→ **Dataset excerpts**:
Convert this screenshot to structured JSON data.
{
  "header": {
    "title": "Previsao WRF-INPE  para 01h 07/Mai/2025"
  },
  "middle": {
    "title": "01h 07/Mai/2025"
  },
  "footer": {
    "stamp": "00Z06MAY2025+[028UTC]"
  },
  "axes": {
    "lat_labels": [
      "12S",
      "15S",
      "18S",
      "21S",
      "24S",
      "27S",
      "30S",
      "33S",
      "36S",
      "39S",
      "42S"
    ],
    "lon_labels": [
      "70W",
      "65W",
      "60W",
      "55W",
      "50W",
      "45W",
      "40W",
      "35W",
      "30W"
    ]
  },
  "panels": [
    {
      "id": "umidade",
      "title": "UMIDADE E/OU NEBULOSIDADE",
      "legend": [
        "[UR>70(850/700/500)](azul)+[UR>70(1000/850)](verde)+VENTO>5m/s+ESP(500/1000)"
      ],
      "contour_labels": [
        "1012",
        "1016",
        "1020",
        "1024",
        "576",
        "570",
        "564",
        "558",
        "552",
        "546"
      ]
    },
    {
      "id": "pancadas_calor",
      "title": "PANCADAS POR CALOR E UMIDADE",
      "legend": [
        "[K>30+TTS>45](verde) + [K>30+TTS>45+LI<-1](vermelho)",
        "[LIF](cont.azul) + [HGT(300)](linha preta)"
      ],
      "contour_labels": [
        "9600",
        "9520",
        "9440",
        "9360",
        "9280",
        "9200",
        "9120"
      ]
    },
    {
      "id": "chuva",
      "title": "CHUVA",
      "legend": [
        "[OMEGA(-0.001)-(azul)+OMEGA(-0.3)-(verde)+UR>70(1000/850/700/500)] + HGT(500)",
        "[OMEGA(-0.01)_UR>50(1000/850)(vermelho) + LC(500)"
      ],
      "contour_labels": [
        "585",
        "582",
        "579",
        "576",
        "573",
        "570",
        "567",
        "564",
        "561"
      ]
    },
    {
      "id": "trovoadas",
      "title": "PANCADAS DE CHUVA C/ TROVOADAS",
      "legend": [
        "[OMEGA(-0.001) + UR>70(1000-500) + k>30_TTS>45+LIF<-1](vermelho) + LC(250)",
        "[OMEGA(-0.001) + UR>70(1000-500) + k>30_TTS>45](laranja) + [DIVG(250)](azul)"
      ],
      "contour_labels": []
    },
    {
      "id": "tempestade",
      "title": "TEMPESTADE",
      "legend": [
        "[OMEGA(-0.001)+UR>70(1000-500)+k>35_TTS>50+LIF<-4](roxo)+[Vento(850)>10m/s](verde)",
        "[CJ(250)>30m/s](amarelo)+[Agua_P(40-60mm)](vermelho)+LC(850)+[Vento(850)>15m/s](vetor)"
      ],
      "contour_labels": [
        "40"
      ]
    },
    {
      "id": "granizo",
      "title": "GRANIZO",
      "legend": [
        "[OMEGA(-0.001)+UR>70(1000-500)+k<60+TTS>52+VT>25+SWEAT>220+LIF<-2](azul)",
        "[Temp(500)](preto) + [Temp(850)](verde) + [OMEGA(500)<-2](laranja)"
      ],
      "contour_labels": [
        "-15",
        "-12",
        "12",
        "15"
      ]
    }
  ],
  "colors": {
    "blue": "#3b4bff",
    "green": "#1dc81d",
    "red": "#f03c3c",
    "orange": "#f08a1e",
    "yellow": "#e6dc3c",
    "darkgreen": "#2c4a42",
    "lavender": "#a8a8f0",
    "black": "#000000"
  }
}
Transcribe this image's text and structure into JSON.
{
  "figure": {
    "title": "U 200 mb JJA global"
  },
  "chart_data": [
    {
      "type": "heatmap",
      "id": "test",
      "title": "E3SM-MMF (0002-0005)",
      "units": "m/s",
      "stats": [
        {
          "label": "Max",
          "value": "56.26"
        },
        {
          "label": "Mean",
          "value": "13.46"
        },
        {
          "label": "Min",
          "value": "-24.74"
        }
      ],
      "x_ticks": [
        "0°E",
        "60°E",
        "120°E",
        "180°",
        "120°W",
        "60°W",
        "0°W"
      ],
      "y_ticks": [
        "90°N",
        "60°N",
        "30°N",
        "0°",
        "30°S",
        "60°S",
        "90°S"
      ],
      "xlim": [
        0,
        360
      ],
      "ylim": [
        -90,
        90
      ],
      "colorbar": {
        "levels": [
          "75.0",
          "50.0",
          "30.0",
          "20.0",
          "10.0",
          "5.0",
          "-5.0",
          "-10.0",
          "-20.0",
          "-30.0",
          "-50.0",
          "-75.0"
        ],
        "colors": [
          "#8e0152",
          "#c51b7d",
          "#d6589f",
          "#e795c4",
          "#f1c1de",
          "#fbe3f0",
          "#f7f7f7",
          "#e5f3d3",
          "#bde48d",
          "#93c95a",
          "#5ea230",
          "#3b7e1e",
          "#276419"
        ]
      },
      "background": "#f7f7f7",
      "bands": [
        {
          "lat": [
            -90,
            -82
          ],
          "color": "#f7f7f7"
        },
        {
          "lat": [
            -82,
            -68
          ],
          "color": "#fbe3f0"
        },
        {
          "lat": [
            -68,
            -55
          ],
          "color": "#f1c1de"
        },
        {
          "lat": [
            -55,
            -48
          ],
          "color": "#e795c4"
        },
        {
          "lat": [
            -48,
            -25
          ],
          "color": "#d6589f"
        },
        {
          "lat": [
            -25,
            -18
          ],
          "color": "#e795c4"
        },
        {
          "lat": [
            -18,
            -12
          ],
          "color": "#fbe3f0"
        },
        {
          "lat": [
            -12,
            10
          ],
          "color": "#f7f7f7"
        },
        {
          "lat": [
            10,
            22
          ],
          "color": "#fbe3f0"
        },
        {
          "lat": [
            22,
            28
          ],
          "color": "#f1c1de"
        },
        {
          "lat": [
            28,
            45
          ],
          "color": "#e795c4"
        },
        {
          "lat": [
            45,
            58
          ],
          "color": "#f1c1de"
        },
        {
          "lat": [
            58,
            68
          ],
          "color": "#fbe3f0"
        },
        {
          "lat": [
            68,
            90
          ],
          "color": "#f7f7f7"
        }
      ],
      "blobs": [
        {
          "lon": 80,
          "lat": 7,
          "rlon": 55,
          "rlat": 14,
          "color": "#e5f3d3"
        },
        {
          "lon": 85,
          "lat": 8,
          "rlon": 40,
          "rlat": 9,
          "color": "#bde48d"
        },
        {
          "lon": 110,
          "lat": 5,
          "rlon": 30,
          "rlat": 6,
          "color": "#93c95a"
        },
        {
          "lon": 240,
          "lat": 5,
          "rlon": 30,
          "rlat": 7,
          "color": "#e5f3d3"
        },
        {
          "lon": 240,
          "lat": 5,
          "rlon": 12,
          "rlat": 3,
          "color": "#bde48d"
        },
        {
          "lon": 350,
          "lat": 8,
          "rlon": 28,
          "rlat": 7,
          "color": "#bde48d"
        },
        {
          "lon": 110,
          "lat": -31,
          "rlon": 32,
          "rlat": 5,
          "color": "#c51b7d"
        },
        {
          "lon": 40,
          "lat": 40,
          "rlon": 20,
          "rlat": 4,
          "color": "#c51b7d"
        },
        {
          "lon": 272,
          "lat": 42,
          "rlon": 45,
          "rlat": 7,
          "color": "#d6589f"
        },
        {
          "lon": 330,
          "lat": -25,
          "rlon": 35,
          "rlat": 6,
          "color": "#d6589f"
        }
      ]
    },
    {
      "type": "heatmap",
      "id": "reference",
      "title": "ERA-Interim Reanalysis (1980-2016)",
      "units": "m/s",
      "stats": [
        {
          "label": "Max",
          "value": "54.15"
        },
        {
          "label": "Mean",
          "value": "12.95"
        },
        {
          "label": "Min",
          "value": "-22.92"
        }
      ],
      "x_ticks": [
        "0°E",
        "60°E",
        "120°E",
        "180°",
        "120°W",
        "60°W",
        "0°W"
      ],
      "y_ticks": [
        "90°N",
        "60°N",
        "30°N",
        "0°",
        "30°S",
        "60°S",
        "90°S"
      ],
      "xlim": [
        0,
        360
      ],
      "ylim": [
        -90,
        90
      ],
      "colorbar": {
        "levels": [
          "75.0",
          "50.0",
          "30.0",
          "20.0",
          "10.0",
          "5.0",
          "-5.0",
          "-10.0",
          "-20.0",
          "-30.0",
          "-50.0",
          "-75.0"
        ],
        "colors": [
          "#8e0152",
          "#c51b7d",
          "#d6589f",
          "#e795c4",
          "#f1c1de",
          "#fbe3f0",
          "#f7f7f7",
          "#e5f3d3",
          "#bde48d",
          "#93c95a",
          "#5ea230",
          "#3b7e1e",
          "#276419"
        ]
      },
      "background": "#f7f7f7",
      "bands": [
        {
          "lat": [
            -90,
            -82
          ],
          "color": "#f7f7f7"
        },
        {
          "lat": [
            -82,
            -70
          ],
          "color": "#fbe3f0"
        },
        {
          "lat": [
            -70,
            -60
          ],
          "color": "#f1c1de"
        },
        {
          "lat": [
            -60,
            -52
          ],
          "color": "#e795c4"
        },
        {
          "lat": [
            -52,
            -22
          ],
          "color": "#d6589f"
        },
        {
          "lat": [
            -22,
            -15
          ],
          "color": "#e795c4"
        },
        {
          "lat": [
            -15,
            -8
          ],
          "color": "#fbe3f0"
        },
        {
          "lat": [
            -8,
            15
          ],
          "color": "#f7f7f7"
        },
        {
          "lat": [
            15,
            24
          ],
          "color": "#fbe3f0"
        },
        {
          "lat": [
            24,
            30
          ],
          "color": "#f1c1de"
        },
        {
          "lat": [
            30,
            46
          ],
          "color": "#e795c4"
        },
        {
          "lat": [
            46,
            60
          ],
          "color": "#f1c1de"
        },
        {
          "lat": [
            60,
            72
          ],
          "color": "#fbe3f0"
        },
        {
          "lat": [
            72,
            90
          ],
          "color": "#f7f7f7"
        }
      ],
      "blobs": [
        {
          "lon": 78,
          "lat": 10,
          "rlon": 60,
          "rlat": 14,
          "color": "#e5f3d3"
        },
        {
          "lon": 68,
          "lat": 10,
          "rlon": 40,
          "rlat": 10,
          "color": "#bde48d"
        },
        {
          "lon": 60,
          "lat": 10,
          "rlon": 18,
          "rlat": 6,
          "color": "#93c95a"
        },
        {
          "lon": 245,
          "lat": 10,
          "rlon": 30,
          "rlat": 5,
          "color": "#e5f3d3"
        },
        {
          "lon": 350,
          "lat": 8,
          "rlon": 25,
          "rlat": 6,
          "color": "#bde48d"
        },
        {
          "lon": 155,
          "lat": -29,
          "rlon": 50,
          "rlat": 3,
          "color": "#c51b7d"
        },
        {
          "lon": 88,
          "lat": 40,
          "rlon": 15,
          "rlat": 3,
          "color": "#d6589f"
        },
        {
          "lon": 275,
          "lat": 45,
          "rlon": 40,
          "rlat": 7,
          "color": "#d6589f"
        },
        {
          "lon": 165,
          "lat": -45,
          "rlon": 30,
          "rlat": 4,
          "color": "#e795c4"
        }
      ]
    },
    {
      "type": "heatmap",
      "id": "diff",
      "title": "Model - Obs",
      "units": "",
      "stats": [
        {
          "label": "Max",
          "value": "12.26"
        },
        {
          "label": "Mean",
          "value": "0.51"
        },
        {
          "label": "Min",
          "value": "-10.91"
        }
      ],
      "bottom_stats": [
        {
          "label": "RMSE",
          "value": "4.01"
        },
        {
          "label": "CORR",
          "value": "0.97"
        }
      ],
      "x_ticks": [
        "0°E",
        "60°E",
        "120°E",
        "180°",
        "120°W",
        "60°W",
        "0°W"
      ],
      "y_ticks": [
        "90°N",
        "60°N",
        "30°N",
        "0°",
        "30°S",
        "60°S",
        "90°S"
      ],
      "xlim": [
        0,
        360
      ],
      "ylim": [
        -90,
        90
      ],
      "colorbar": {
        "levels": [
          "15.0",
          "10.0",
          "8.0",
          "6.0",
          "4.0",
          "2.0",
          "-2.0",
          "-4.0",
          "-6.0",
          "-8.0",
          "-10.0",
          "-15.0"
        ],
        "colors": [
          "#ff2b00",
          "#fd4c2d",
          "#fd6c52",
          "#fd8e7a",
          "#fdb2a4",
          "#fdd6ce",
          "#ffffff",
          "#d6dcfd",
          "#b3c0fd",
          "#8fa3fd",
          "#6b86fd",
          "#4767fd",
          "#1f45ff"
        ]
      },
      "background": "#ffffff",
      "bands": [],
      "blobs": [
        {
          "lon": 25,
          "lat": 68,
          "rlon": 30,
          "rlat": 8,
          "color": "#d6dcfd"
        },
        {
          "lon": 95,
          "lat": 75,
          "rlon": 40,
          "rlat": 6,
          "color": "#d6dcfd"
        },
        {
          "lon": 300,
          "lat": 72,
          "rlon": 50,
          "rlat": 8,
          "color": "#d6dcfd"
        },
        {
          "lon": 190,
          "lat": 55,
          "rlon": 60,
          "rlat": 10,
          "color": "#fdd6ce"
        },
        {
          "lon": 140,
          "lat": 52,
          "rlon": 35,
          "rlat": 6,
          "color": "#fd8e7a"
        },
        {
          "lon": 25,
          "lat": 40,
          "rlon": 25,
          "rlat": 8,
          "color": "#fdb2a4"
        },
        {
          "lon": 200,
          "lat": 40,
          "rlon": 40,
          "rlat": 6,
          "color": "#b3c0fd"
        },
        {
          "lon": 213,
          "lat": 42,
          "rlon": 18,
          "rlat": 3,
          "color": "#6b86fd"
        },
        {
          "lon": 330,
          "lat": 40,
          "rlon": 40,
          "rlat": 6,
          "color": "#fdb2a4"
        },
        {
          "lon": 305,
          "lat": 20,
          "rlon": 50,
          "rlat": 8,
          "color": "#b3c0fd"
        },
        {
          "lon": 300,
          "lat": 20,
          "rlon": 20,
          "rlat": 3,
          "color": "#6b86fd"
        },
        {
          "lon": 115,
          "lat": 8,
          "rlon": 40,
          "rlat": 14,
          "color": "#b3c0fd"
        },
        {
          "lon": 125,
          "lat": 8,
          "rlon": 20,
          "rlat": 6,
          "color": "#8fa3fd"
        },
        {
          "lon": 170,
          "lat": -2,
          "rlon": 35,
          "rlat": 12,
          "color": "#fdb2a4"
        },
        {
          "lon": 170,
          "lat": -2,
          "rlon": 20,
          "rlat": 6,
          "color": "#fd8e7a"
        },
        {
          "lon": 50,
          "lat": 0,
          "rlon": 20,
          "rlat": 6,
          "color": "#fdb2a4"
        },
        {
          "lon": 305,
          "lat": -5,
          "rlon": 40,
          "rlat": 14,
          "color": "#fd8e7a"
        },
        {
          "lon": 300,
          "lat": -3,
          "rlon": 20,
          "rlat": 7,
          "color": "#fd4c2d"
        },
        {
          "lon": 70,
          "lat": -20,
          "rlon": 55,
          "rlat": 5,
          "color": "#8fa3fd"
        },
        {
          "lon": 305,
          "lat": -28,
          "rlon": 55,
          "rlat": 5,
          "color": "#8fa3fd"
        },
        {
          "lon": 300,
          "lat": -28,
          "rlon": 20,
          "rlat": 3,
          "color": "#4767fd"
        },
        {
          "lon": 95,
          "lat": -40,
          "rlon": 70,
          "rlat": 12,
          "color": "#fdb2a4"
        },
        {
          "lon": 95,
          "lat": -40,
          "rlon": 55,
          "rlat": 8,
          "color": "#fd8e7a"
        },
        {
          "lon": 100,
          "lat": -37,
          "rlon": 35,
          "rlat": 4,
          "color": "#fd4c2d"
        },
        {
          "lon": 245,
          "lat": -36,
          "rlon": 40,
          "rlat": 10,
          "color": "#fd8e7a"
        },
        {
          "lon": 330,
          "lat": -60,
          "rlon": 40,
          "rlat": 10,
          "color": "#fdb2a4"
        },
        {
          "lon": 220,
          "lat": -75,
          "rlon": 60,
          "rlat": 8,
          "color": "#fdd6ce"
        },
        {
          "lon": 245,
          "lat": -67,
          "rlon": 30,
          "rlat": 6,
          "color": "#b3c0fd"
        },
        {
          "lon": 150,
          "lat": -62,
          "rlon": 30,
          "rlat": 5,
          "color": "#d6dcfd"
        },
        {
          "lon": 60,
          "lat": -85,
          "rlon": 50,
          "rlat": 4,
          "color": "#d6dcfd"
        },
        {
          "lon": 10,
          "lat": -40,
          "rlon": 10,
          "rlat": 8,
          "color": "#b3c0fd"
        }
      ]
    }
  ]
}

→ **Exercise prompt**: Check each line of the records for "laranja" and copy the ones that contain it.

→ **Solution to this problem**:
        "[OMEGA(-0.001) + UR>70(1000-500) + k>30_TTS>45](laranja) + [DIVG(250)](azul)"
        "[Temp(500)](preto) + [Temp(850)](verde) + [OMEGA(500)<-2](laranja)"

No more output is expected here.